-------- Recorded information --------

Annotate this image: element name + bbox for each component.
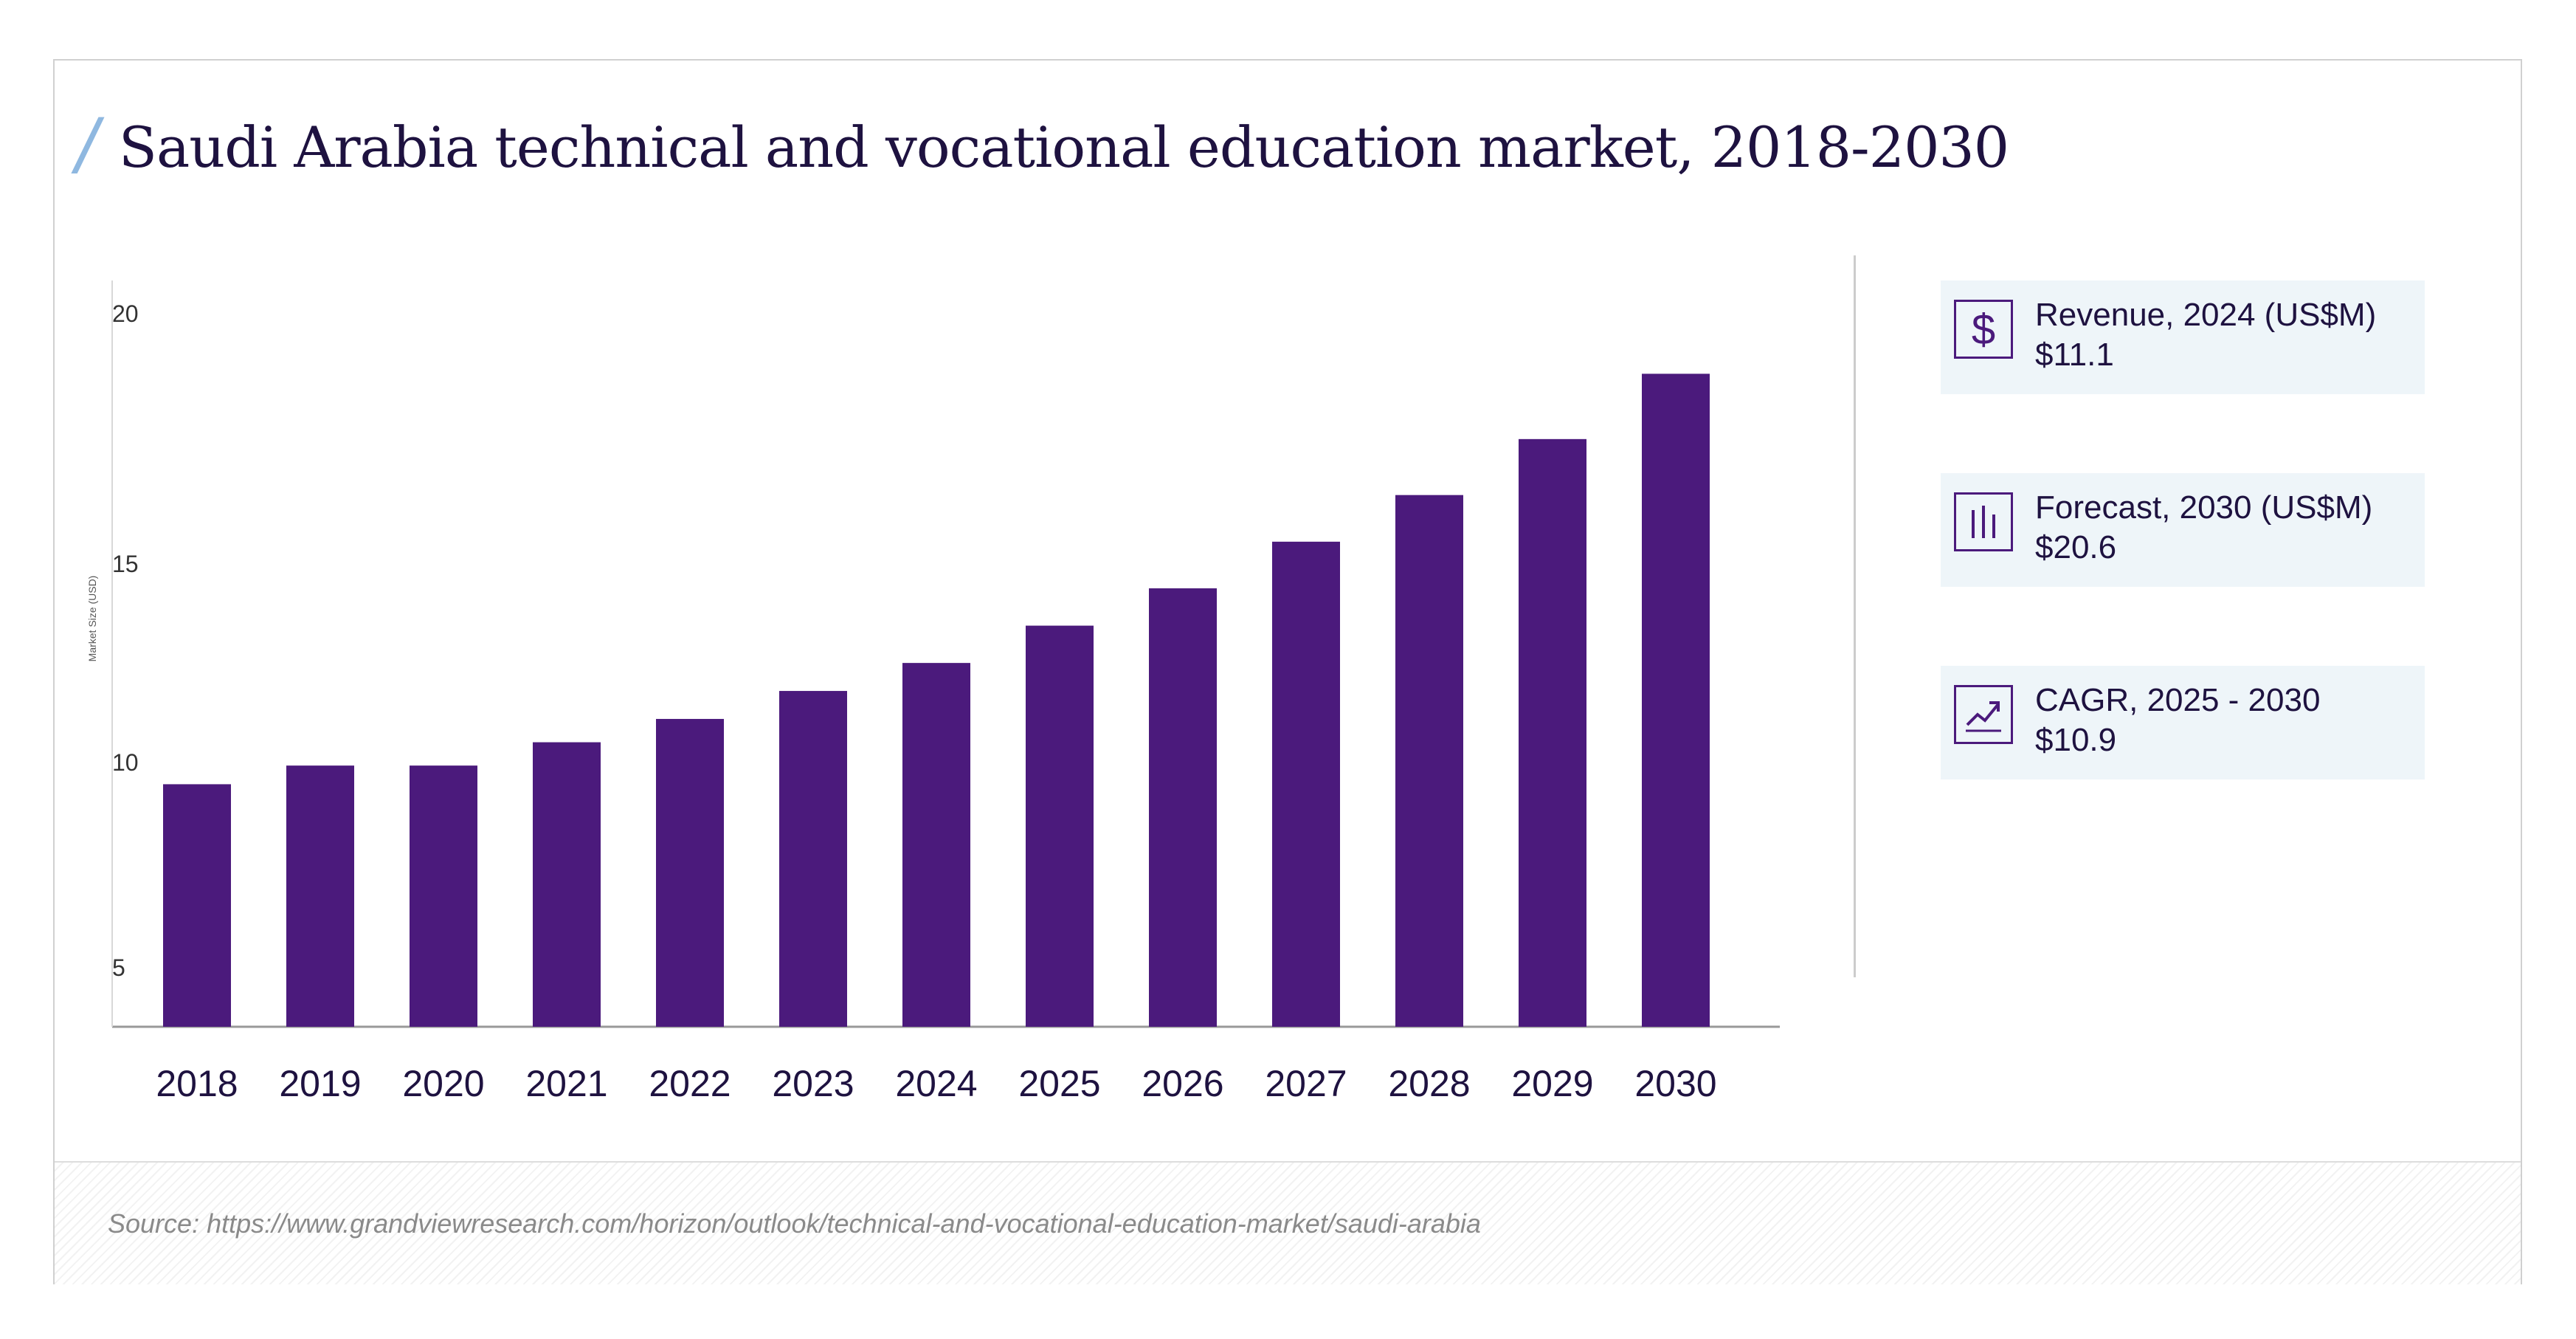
kpi-revenue-label: Revenue, 2024 (US$M) <box>2035 297 2377 333</box>
bar-2028 <box>1395 495 1463 1027</box>
bar-2025 <box>1026 625 1094 1027</box>
x-tick-label-2021: 2021 <box>525 1063 607 1104</box>
x-tick-label-2030: 2030 <box>1634 1063 1716 1104</box>
y-tick-label-15: 15 <box>112 551 139 577</box>
y-tick-label-10: 10 <box>112 749 139 776</box>
page-title: Saudi Arabia technical and vocational ed… <box>118 114 2009 180</box>
bar-2030 <box>1642 374 1710 1027</box>
y-tick-label-20: 20 <box>112 300 139 327</box>
x-tick-label-2028: 2028 <box>1388 1063 1470 1104</box>
y-tick-label-5: 5 <box>112 954 125 981</box>
kpi-forecast-value: $20.6 <box>2035 529 2117 565</box>
kpi-cagr-value: $10.9 <box>2035 722 2117 758</box>
bar-2023 <box>779 691 847 1027</box>
y-axis-label: Market Size (USD) <box>86 576 98 662</box>
bar-2027 <box>1272 541 1340 1027</box>
x-tick-label-2022: 2022 <box>649 1063 731 1104</box>
title-row: / Saudi Arabia technical and vocational … <box>68 103 2009 191</box>
x-tick-label-2029: 2029 <box>1511 1063 1593 1104</box>
bar-2029 <box>1519 438 1586 1027</box>
x-tick-label-2018: 2018 <box>156 1063 238 1104</box>
x-tick-label-2020: 2020 <box>402 1063 484 1104</box>
divider <box>1854 255 1856 977</box>
bar-2018 <box>163 784 231 1027</box>
bar-chart: Market Size (USD) 2018 2019 2020 2021 2022 20… <box>86 280 1780 1104</box>
bar-2019 <box>286 765 354 1027</box>
kpi-revenue-value: $11.1 <box>2035 337 2114 373</box>
bar-2024 <box>902 663 970 1027</box>
x-tick-label-2025: 2025 <box>1018 1063 1100 1104</box>
kpi-revenue: $ Revenue, 2024 (US$M) $11.1 <box>1941 280 2425 394</box>
source-text: Source: https://www.grandviewresearch.co… <box>108 1208 1481 1239</box>
x-tick-labels: 2018 2019 2020 2021 2022 2023 2024 2025 2026 2027… <box>156 1063 1716 1104</box>
bar-2026 <box>1149 588 1217 1027</box>
kpi-cagr-label: CAGR, 2025 - 2030 <box>2035 682 2321 718</box>
x-tick-label-2024: 2024 <box>895 1063 977 1104</box>
bar-2021 <box>533 742 601 1027</box>
dollar-icon: $ <box>1954 300 2013 359</box>
bars-group <box>163 374 1710 1027</box>
bar-2020 <box>410 765 477 1027</box>
x-tick-label-2026: 2026 <box>1142 1063 1223 1104</box>
x-tick-label-2023: 2023 <box>772 1063 854 1104</box>
kpi-cagr: CAGR, 2025 - 2030 $10.9 <box>1941 666 2425 779</box>
bar-2022 <box>656 718 724 1027</box>
bar-chart-icon <box>1954 492 2013 551</box>
trend-up-icon <box>1954 685 2013 744</box>
footer: Source: https://www.grandviewresearch.co… <box>55 1161 2521 1284</box>
x-tick-label-2019: 2019 <box>279 1063 361 1104</box>
y-tick-labels: 20 15 10 5 <box>112 300 139 981</box>
x-tick-label-2027: 2027 <box>1265 1063 1347 1104</box>
kpi-forecast: Forecast, 2030 (US$M) $20.6 <box>1941 473 2425 587</box>
kpi-forecast-label: Forecast, 2030 (US$M) <box>2035 489 2373 526</box>
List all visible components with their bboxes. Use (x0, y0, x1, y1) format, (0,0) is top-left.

--------

What the task asks: Convert the data above into a JSON list of strings, one string per line and no blank lines. Leave out the pictures.

Task response:
[
  "Annotate this image: element name + bbox for each component.",
  "kpi-revenue-label: Revenue, 2024 (US$M) <box>2035 297 2377 333</box>",
  "bar-2028 <box>1395 495 1463 1027</box>",
  "bar-2025 <box>1026 625 1094 1027</box>",
  "x-tick-label-2021: 2021 <box>525 1063 607 1104</box>",
  "x-tick-label-2030: 2030 <box>1634 1063 1716 1104</box>",
  "y-tick-label-15: 15 <box>112 551 139 577</box>",
  "y-tick-label-10: 10 <box>112 749 139 776</box>",
  "page-title: Saudi Arabia technical and vocational ed… <box>118 114 2009 180</box>",
  "bar-2030 <box>1642 374 1710 1027</box>",
  "y-tick-label-20: 20 <box>112 300 139 327</box>",
  "x-tick-label-2028: 2028 <box>1388 1063 1470 1104</box>",
  "y-tick-label-5: 5 <box>112 954 125 981</box>",
  "kpi-forecast-value: $20.6 <box>2035 529 2117 565</box>",
  "kpi-cagr-value: $10.9 <box>2035 722 2117 758</box>",
  "bar-2023 <box>779 691 847 1027</box>",
  "y-axis-label: Market Size (USD) <box>86 576 98 662</box>",
  "bar-2027 <box>1272 541 1340 1027</box>",
  "x-tick-label-2022: 2022 <box>649 1063 731 1104</box>",
  "title-row: / Saudi Arabia technical and vocational … <box>68 103 2009 191</box>",
  "x-tick-label-2029: 2029 <box>1511 1063 1593 1104</box>",
  "bar-2029 <box>1519 438 1586 1027</box>",
  "x-tick-label-2018: 2018 <box>156 1063 238 1104</box>",
  "x-tick-label-2020: 2020 <box>402 1063 484 1104</box>",
  "divider <box>1854 255 1856 977</box>",
  "bar-2018 <box>163 784 231 1027</box>",
  "bar-chart: Market Size (USD) 2018 2019 2020 2021 2022 20… <box>86 280 1780 1104</box>",
  "bar-2019 <box>286 765 354 1027</box>",
  "kpi-revenue-value: $11.1 <box>2035 337 2114 373</box>",
  "bar-2024 <box>902 663 970 1027</box>",
  "x-tick-label-2025: 2025 <box>1018 1063 1100 1104</box>",
  "kpi-revenue: $ Revenue, 2024 (US$M) $11.1 <box>1941 280 2425 394</box>",
  "source-text: Source: https://www.grandviewresearch.co… <box>108 1208 1481 1239</box>",
  "x-tick-labels: 2018 2019 2020 2021 2022 2023 2024 2025 2026 2027… <box>156 1063 1716 1104</box>",
  "bar-2026 <box>1149 588 1217 1027</box>",
  "kpi-cagr-label: CAGR, 2025 - 2030 <box>2035 682 2321 718</box>",
  "x-tick-label-2024: 2024 <box>895 1063 977 1104</box>",
  "bar-2021 <box>533 742 601 1027</box>",
  "dollar-icon: $ <box>1954 300 2013 359</box>",
  "bars-group <box>163 374 1710 1027</box>",
  "bar-2020 <box>410 765 477 1027</box>",
  "x-tick-label-2026: 2026 <box>1142 1063 1223 1104</box>",
  "x-tick-label-2023: 2023 <box>772 1063 854 1104</box>",
  "kpi-cagr: CAGR, 2025 - 2030 $10.9 <box>1941 666 2425 779</box>",
  "bar-2022 <box>656 718 724 1027</box>",
  "bar-chart-icon <box>1954 492 2013 551</box>",
  "trend-up-icon <box>1954 685 2013 744</box>",
  "footer: Source: https://www.grandviewresearch.co… <box>55 1161 2521 1284</box>",
  "x-tick-label-2019: 2019 <box>279 1063 361 1104</box>",
  "y-tick-labels: 20 15 10 5 <box>112 300 139 981</box>",
  "x-tick-label-2027: 2027 <box>1265 1063 1347 1104</box>",
  "kpi-forecast: Forecast, 2030 (US$M) $20.6 <box>1941 473 2425 587</box>",
  "kpi-forecast-label: Forecast, 2030 (US$M) <box>2035 489 2373 526</box>",
  "List all visible components with their bboxes. Use (x0, y0, x1, y1) format, (0,0) is top-left."
]